-- Direction --
Give every entry again, word for word and in full.
--- Given records ---
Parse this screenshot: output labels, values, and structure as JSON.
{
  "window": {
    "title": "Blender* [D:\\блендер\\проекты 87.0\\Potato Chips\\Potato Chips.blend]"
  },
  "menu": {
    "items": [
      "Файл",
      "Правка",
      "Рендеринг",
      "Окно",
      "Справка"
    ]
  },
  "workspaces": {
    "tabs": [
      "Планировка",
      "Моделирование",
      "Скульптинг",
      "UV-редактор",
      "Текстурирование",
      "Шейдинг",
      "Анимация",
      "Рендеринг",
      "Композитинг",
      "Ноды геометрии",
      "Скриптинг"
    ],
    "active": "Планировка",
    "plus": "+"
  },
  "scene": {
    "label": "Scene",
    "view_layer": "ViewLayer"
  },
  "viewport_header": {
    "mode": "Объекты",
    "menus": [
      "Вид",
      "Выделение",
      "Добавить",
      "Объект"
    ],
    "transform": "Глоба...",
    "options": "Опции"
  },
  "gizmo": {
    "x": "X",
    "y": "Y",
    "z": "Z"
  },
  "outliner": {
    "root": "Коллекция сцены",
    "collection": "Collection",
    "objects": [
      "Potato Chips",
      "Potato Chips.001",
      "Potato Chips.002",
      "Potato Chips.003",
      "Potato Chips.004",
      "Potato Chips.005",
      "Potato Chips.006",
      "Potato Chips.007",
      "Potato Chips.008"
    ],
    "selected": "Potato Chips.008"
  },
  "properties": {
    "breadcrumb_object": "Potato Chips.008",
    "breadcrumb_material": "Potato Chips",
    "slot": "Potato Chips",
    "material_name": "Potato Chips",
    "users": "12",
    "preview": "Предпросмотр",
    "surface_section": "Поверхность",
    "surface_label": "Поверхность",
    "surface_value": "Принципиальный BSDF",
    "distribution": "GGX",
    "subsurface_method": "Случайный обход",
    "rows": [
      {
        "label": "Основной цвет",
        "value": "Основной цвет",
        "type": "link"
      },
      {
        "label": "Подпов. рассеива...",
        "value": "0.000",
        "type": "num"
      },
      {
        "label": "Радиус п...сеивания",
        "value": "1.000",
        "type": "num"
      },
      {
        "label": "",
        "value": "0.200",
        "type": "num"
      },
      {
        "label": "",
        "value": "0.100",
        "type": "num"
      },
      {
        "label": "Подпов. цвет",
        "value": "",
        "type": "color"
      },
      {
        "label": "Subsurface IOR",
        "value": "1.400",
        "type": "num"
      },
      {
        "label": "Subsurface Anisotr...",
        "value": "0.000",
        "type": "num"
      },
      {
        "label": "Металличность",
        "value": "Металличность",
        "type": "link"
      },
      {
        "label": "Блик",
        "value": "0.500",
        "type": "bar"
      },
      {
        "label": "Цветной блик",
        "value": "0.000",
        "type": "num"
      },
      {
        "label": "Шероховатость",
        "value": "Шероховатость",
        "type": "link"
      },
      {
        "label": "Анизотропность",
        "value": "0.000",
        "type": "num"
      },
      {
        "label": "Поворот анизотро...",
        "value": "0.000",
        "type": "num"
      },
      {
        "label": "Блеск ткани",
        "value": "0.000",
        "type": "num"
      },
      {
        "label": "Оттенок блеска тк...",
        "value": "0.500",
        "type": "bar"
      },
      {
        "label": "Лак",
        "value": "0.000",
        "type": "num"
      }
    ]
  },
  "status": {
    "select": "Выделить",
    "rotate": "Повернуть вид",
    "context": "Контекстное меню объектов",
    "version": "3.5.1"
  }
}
---
-- Output for this exercise --
Parse this screenshot: output labels, values, and structure as JSON.
{
  "window": {
    "title": "Blender* [D:\\блендер\\проекты 87.0\\Potato Chips\\Potato Chips.blend]"
  },
  "menu": {
    "items": [
      "Файл",
      "Правка",
      "Рендеринг",
      "Окно",
      "Справка"
    ]
  },
  "workspaces": {
    "tabs": [
      "Планировка",
      "Моделирование",
      "Скульптинг",
      "UV-редактор",
      "Текстурирование",
      "Шейдинг",
      "Анимация",
      "Рендеринг",
      "Композитинг",
      "Ноды геометрии",
      "Скриптинг"
    ],
    "active": "Планировка",
    "plus": "+"
  },
  "scene": {
    "label": "Scene",
    "view_layer": "ViewLayer"
  },
  "viewport_header": {
    "mode": "Объекты",
    "menus": [
      "Вид",
      "Выделение",
      "Добавить",
      "Объект"
    ],
    "transform": "Глоба...",
    "options": "Опции"
  },
  "gizmo": {
    "x": "X",
    "y": "Y",
    "z": "Z"
  },
  "outliner": {
    "root": "Коллекция сцены",
    "collection": "Collection",
    "objects": [
      "Potato Chips",
      "Potato Chips.001",
      "Potato Chips.002",
      "Potato Chips.003",
      "Potato Chips.004",
      "Potato Chips.005",
      "Potato Chips.006",
      "Potato Chips.007",
      "Potato Chips.008"
    ],
    "selected": "Potato Chips.008"
  },
  "properties": {
    "breadcrumb_object": "Potato Chips.008",
    "breadcrumb_material": "Potato Chips",
    "slot": "Potato Chips",
    "material_name": "Potato Chips",
    "users": "12",
    "preview": "Предпросмотр",
    "surface_section": "Поверхность",
    "surface_label": "Поверхность",
    "surface_value": "Принципиальный BSDF",
    "distribution": "GGX",
    "subsurface_method": "Случайный обход",
    "rows": [
      {
        "label": "Основной цвет",
        "value": "Основной цвет",
        "type": "link"
      },
      {
        "label": "Подпов. рассеива...",
        "value": "0.000",
        "type": "num"
      },
      {
        "label": "Радиус п...сеивания",
        "value": "1.000",
        "type": "num"
      },
      {
        "label": "",
        "value": "0.200",
        "type": "num"
      },
      {
        "label": "",
        "value": "0.100",
        "type": "num"
      },
      {
        "label": "Подпов. цвет",
        "value": "",
        "type": "color"
      },
      {
        "label": "Subsurface IOR",
        "value": "1.400",
        "type": "num"
      },
      {
        "label": "Subsurface Anisotr...",
        "value": "0.000",
        "type": "num"
      },
      {
        "label": "Металличность",
        "value": "Металличность",
        "type": "link"
      },
      {
        "label": "Блик",
        "value": "0.500",
        "type": "bar"
      },
      {
        "label": "Цветной блик",
        "value": "0.000",
        "type": "num"
      },
      {
        "label": "Шероховатость",
        "value": "Шероховатость",
        "type": "link"
      },
      {
        "label": "Анизотропность",
        "value": "0.000",
        "type": "num"
      },
      {
        "label": "Поворот анизотро...",
        "value": "0.000",
        "type": "num"
      },
      {
        "label": "Блеск ткани",
        "value": "0.000",
        "type": "num"
      },
      {
        "label": "Оттенок блеска тк...",
        "value": "0.500",
        "type": "bar"
      },
      {
        "label": "Лак",
        "value": "0.000",
        "type": "num"
      }
    ]
  },
  "status": {
    "select": "Выделить",
    "rotate": "Повернуть вид",
    "context": "Контекстное меню объектов",
    "version": "3.5.1"
  }
}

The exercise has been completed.